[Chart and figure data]
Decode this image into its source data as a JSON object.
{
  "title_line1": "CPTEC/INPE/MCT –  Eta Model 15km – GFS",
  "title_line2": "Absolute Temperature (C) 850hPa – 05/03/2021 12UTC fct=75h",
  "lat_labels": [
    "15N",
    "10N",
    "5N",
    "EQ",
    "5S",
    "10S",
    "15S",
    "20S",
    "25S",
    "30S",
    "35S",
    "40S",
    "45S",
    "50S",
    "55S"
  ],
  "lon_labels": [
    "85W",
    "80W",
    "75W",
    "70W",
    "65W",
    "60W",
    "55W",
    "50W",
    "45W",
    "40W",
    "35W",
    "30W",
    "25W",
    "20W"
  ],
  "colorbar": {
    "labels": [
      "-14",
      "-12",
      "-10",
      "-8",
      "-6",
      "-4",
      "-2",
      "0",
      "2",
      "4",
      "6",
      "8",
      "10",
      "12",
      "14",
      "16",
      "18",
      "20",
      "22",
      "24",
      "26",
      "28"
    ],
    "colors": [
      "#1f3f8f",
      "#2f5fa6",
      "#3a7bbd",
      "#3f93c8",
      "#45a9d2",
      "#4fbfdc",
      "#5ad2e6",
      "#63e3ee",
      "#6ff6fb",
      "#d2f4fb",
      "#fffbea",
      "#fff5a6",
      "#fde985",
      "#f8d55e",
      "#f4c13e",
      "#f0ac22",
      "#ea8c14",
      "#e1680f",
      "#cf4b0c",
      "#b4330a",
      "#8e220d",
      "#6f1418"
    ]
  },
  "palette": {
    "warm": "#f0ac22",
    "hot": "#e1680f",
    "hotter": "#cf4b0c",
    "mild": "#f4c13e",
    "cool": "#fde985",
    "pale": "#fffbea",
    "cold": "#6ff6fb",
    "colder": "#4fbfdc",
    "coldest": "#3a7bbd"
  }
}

_TO BE DONE_.
Would you restate each of the entries word for word?

_TASK RESPONSE_.
Decode this image into its source data as a JSON object.
{
  "title_line1": "CPTEC/INPE/MCT –  Eta Model 15km – GFS",
  "title_line2": "Absolute Temperature (C) 850hPa – 05/03/2021 12UTC fct=75h",
  "lat_labels": [
    "15N",
    "10N",
    "5N",
    "EQ",
    "5S",
    "10S",
    "15S",
    "20S",
    "25S",
    "30S",
    "35S",
    "40S",
    "45S",
    "50S",
    "55S"
  ],
  "lon_labels": [
    "85W",
    "80W",
    "75W",
    "70W",
    "65W",
    "60W",
    "55W",
    "50W",
    "45W",
    "40W",
    "35W",
    "30W",
    "25W",
    "20W"
  ],
  "colorbar": {
    "labels": [
      "-14",
      "-12",
      "-10",
      "-8",
      "-6",
      "-4",
      "-2",
      "0",
      "2",
      "4",
      "6",
      "8",
      "10",
      "12",
      "14",
      "16",
      "18",
      "20",
      "22",
      "24",
      "26",
      "28"
    ],
    "colors": [
      "#1f3f8f",
      "#2f5fa6",
      "#3a7bbd",
      "#3f93c8",
      "#45a9d2",
      "#4fbfdc",
      "#5ad2e6",
      "#63e3ee",
      "#6ff6fb",
      "#d2f4fb",
      "#fffbea",
      "#fff5a6",
      "#fde985",
      "#f8d55e",
      "#f4c13e",
      "#f0ac22",
      "#ea8c14",
      "#e1680f",
      "#cf4b0c",
      "#b4330a",
      "#8e220d",
      "#6f1418"
    ]
  },
  "palette": {
    "warm": "#f0ac22",
    "hot": "#e1680f",
    "hotter": "#cf4b0c",
    "mild": "#f4c13e",
    "cool": "#fde985",
    "pale": "#fffbea",
    "cold": "#6ff6fb",
    "colder": "#4fbfdc",
    "coldest": "#3a7bbd"
  }
}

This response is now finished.